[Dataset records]

—————

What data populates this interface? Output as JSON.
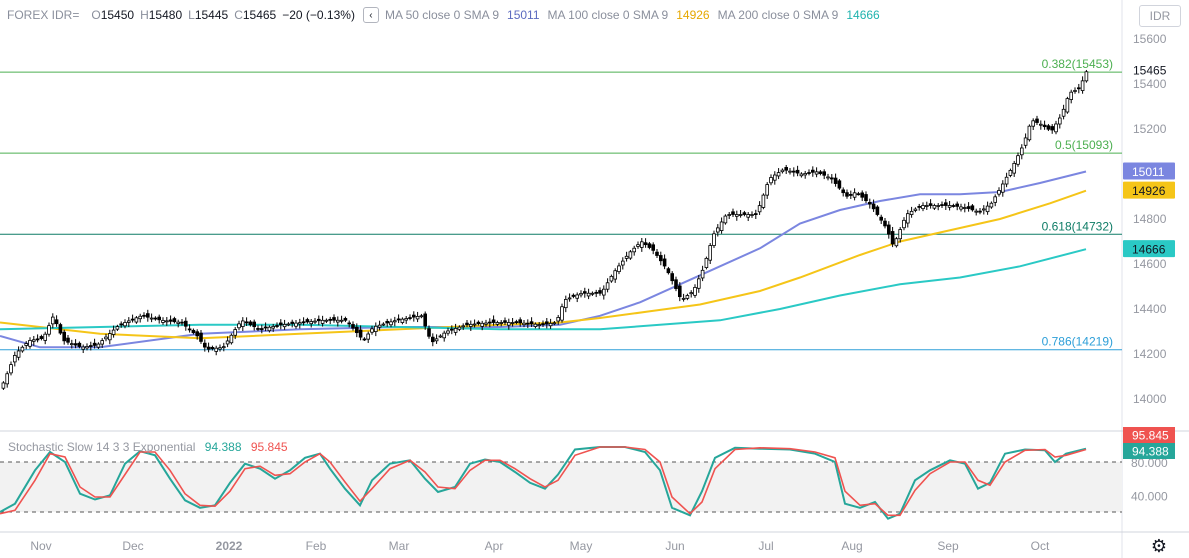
{
  "header": {
    "symbol": "FOREX IDR=",
    "o_label": "O",
    "o_value": "15450",
    "h_label": "H",
    "h_value": "15480",
    "l_label": "L",
    "l_value": "15445",
    "c_label": "C",
    "c_value": "15465",
    "change": "−20 (−0.13%)",
    "collapse_label": "‹",
    "ma50_label": "MA 50 close 0 SMA 9",
    "ma50_value": "15011",
    "ma100_label": "MA 100 close 0 SMA 9",
    "ma100_value": "14926",
    "ma200_label": "MA 200 close 0 SMA 9",
    "ma200_value": "14666"
  },
  "currency_button": "IDR",
  "stoch_header": {
    "label": "Stochastic Slow 14 3 3 Exponential",
    "k_value": "94.388",
    "d_value": "95.845"
  },
  "settings_icon": "gear-icon",
  "colors": {
    "ma50": "#7b86e0",
    "ma100": "#f5c518",
    "ma200": "#2ac9c5",
    "fib_green": "#4caf50",
    "fib_teal": "#0e7c66",
    "fib_blue": "#2e9fd8",
    "k": "#26a69a",
    "d": "#ef5350"
  },
  "chart_data": [
    {
      "type": "candlestick",
      "title": "FOREX IDR=",
      "y_ticks": [
        "15600",
        "15400",
        "15200",
        "15000",
        "14800",
        "14600",
        "14400",
        "14200",
        "14000"
      ],
      "ylim": [
        13990,
        15630
      ],
      "x_ticks": [
        "Nov",
        "Dec",
        "2022",
        "Feb",
        "Mar",
        "Apr",
        "May",
        "Jun",
        "Jul",
        "Aug",
        "Sep",
        "Oct"
      ],
      "last_price": "15465",
      "fib_levels": [
        {
          "label": "0.382(15453)",
          "value": 15453
        },
        {
          "label": "0.5(15093)",
          "value": 15093
        },
        {
          "label": "0.618(14732)",
          "value": 14732
        },
        {
          "label": "0.786(14219)",
          "value": 14219
        }
      ],
      "ma_badges": [
        "15011",
        "14926",
        "14666"
      ],
      "close_path": [
        [
          0,
          14050
        ],
        [
          14,
          14200
        ],
        [
          28,
          14260
        ],
        [
          42,
          14270
        ],
        [
          52,
          14370
        ],
        [
          62,
          14260
        ],
        [
          80,
          14230
        ],
        [
          96,
          14240
        ],
        [
          118,
          14330
        ],
        [
          140,
          14370
        ],
        [
          160,
          14350
        ],
        [
          180,
          14340
        ],
        [
          196,
          14280
        ],
        [
          205,
          14220
        ],
        [
          222,
          14230
        ],
        [
          240,
          14350
        ],
        [
          258,
          14310
        ],
        [
          280,
          14330
        ],
        [
          300,
          14340
        ],
        [
          322,
          14350
        ],
        [
          345,
          14350
        ],
        [
          362,
          14260
        ],
        [
          372,
          14320
        ],
        [
          395,
          14350
        ],
        [
          420,
          14370
        ],
        [
          430,
          14250
        ],
        [
          445,
          14300
        ],
        [
          465,
          14330
        ],
        [
          490,
          14340
        ],
        [
          515,
          14340
        ],
        [
          540,
          14330
        ],
        [
          555,
          14340
        ],
        [
          563,
          14440
        ],
        [
          580,
          14470
        ],
        [
          600,
          14470
        ],
        [
          612,
          14560
        ],
        [
          628,
          14650
        ],
        [
          640,
          14700
        ],
        [
          652,
          14660
        ],
        [
          665,
          14580
        ],
        [
          680,
          14440
        ],
        [
          692,
          14480
        ],
        [
          702,
          14580
        ],
        [
          712,
          14730
        ],
        [
          725,
          14820
        ],
        [
          740,
          14820
        ],
        [
          755,
          14820
        ],
        [
          768,
          14980
        ],
        [
          782,
          15020
        ],
        [
          800,
          15000
        ],
        [
          815,
          15010
        ],
        [
          830,
          14980
        ],
        [
          845,
          14900
        ],
        [
          855,
          14920
        ],
        [
          870,
          14860
        ],
        [
          885,
          14760
        ],
        [
          892,
          14680
        ],
        [
          905,
          14820
        ],
        [
          920,
          14860
        ],
        [
          935,
          14860
        ],
        [
          950,
          14860
        ],
        [
          965,
          14850
        ],
        [
          978,
          14830
        ],
        [
          990,
          14870
        ],
        [
          1002,
          14960
        ],
        [
          1012,
          15040
        ],
        [
          1022,
          15130
        ],
        [
          1030,
          15240
        ],
        [
          1040,
          15220
        ],
        [
          1050,
          15190
        ],
        [
          1060,
          15260
        ],
        [
          1068,
          15360
        ],
        [
          1078,
          15380
        ],
        [
          1086,
          15465
        ]
      ],
      "ma_series": [
        {
          "name": "MA 50 close 0 SMA 9",
          "values": [
            [
              0,
              14280
            ],
            [
              40,
              14230
            ],
            [
              100,
              14230
            ],
            [
              200,
              14290
            ],
            [
              300,
              14310
            ],
            [
              400,
              14320
            ],
            [
              500,
              14320
            ],
            [
              560,
              14330
            ],
            [
              600,
              14370
            ],
            [
              640,
              14430
            ],
            [
              700,
              14550
            ],
            [
              760,
              14670
            ],
            [
              800,
              14780
            ],
            [
              840,
              14840
            ],
            [
              880,
              14880
            ],
            [
              920,
              14910
            ],
            [
              960,
              14910
            ],
            [
              1000,
              14920
            ],
            [
              1040,
              14960
            ],
            [
              1086,
              15011
            ]
          ]
        },
        {
          "name": "MA 100 close 0 SMA 9",
          "values": [
            [
              0,
              14340
            ],
            [
              100,
              14290
            ],
            [
              200,
              14270
            ],
            [
              300,
              14290
            ],
            [
              400,
              14310
            ],
            [
              500,
              14330
            ],
            [
              560,
              14340
            ],
            [
              600,
              14360
            ],
            [
              650,
              14390
            ],
            [
              700,
              14420
            ],
            [
              760,
              14480
            ],
            [
              800,
              14540
            ],
            [
              860,
              14640
            ],
            [
              900,
              14700
            ],
            [
              960,
              14760
            ],
            [
              1000,
              14800
            ],
            [
              1050,
              14870
            ],
            [
              1086,
              14926
            ]
          ]
        },
        {
          "name": "MA 200 close 0 SMA 9",
          "values": [
            [
              0,
              14310
            ],
            [
              100,
              14320
            ],
            [
              200,
              14330
            ],
            [
              300,
              14330
            ],
            [
              400,
              14320
            ],
            [
              500,
              14310
            ],
            [
              600,
              14310
            ],
            [
              660,
              14330
            ],
            [
              720,
              14350
            ],
            [
              780,
              14400
            ],
            [
              840,
              14460
            ],
            [
              900,
              14510
            ],
            [
              960,
              14540
            ],
            [
              1020,
              14590
            ],
            [
              1086,
              14666
            ]
          ]
        }
      ]
    },
    {
      "type": "line",
      "title": "Stochastic Slow 14 3 3 Exponential",
      "y_ticks": [
        "80.000",
        "40.000"
      ],
      "ylim": [
        10,
        100
      ],
      "reference_lines": [
        80,
        20
      ],
      "series": [
        {
          "name": "%K",
          "values": [
            [
              0,
              20
            ],
            [
              15,
              30
            ],
            [
              35,
              70
            ],
            [
              50,
              92
            ],
            [
              65,
              80
            ],
            [
              80,
              42
            ],
            [
              95,
              35
            ],
            [
              110,
              40
            ],
            [
              125,
              78
            ],
            [
              140,
              93
            ],
            [
              155,
              88
            ],
            [
              170,
              60
            ],
            [
              185,
              34
            ],
            [
              200,
              25
            ],
            [
              215,
              28
            ],
            [
              230,
              55
            ],
            [
              245,
              78
            ],
            [
              260,
              72
            ],
            [
              275,
              60
            ],
            [
              290,
              70
            ],
            [
              305,
              85
            ],
            [
              320,
              90
            ],
            [
              330,
              72
            ],
            [
              345,
              48
            ],
            [
              360,
              28
            ],
            [
              372,
              58
            ],
            [
              390,
              78
            ],
            [
              410,
              82
            ],
            [
              425,
              60
            ],
            [
              438,
              44
            ],
            [
              455,
              50
            ],
            [
              470,
              78
            ],
            [
              485,
              83
            ],
            [
              500,
              80
            ],
            [
              515,
              68
            ],
            [
              530,
              55
            ],
            [
              545,
              48
            ],
            [
              558,
              65
            ],
            [
              575,
              95
            ],
            [
              600,
              98
            ],
            [
              625,
              98
            ],
            [
              645,
              92
            ],
            [
              660,
              70
            ],
            [
              672,
              25
            ],
            [
              690,
              16
            ],
            [
              702,
              45
            ],
            [
              715,
              85
            ],
            [
              735,
              97
            ],
            [
              760,
              96
            ],
            [
              790,
              95
            ],
            [
              815,
              90
            ],
            [
              835,
              80
            ],
            [
              845,
              30
            ],
            [
              860,
              25
            ],
            [
              875,
              32
            ],
            [
              888,
              12
            ],
            [
              900,
              18
            ],
            [
              915,
              58
            ],
            [
              930,
              70
            ],
            [
              950,
              82
            ],
            [
              965,
              78
            ],
            [
              978,
              48
            ],
            [
              990,
              55
            ],
            [
              1005,
              90
            ],
            [
              1025,
              95
            ],
            [
              1045,
              94
            ],
            [
              1055,
              80
            ],
            [
              1066,
              90
            ],
            [
              1086,
              96
            ]
          ]
        },
        {
          "name": "%D",
          "values": [
            [
              0,
              18
            ],
            [
              15,
              22
            ],
            [
              35,
              58
            ],
            [
              50,
              90
            ],
            [
              65,
              86
            ],
            [
              80,
              50
            ],
            [
              95,
              38
            ],
            [
              110,
              38
            ],
            [
              125,
              65
            ],
            [
              140,
              92
            ],
            [
              155,
              92
            ],
            [
              170,
              70
            ],
            [
              185,
              42
            ],
            [
              200,
              28
            ],
            [
              215,
              27
            ],
            [
              230,
              45
            ],
            [
              245,
              72
            ],
            [
              260,
              75
            ],
            [
              275,
              64
            ],
            [
              290,
              66
            ],
            [
              305,
              80
            ],
            [
              320,
              90
            ],
            [
              330,
              80
            ],
            [
              345,
              56
            ],
            [
              360,
              33
            ],
            [
              372,
              48
            ],
            [
              390,
              72
            ],
            [
              410,
              82
            ],
            [
              425,
              68
            ],
            [
              438,
              50
            ],
            [
              455,
              48
            ],
            [
              470,
              70
            ],
            [
              485,
              82
            ],
            [
              500,
              82
            ],
            [
              515,
              72
            ],
            [
              530,
              60
            ],
            [
              545,
              50
            ],
            [
              558,
              58
            ],
            [
              575,
              88
            ],
            [
              600,
              98
            ],
            [
              625,
              98
            ],
            [
              645,
              95
            ],
            [
              660,
              80
            ],
            [
              672,
              38
            ],
            [
              690,
              18
            ],
            [
              702,
              32
            ],
            [
              715,
              72
            ],
            [
              735,
              95
            ],
            [
              760,
              97
            ],
            [
              790,
              96
            ],
            [
              815,
              92
            ],
            [
              835,
              85
            ],
            [
              845,
              45
            ],
            [
              860,
              28
            ],
            [
              875,
              30
            ],
            [
              888,
              16
            ],
            [
              900,
              16
            ],
            [
              915,
              46
            ],
            [
              930,
              66
            ],
            [
              950,
              80
            ],
            [
              965,
              80
            ],
            [
              978,
              58
            ],
            [
              990,
              52
            ],
            [
              1005,
              80
            ],
            [
              1025,
              94
            ],
            [
              1045,
              95
            ],
            [
              1055,
              86
            ],
            [
              1066,
              88
            ],
            [
              1086,
              95
            ]
          ]
        }
      ],
      "last_values": [
        "95.845",
        "94.388"
      ]
    }
  ]
}
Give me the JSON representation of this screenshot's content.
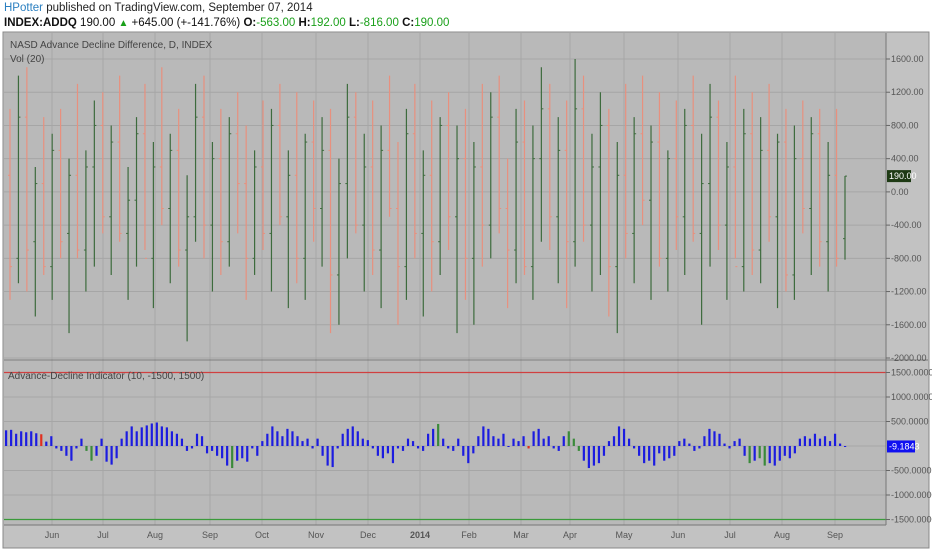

—————

(REQUIRED TASK) Find the word "name" in the material, then list each line that holds it.

(EXPECTED OUTPUT)
          "name": "MA 50 close 0 SMA 9",
          "name": "MA 100 close 0 SMA 9",
          "name": "MA 200 close 0 SMA 9",
          "name": "%K",
          "name": "%D",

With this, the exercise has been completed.